BEGIN SUPPLIED RECORDS

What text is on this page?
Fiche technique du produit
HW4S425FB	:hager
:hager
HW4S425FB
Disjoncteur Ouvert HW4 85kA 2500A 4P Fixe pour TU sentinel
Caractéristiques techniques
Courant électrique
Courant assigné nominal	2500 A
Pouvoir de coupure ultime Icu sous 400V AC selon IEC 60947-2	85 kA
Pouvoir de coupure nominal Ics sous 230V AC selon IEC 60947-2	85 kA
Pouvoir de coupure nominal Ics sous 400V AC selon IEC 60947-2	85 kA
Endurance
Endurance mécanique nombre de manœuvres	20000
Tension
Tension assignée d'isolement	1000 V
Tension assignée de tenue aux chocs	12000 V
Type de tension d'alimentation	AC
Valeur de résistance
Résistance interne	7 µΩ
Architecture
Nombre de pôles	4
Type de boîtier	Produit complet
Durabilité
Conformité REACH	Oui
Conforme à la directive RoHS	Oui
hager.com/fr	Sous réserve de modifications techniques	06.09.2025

END SUPPLIED RECORDS

◆ PROMPT:
Copy each line that contains the word "assignée".

◆ RESPONSE TO THIS TASK:
Tension assignée d'isolement	1000 V
Tension assignée de tenue aux chocs	12000 V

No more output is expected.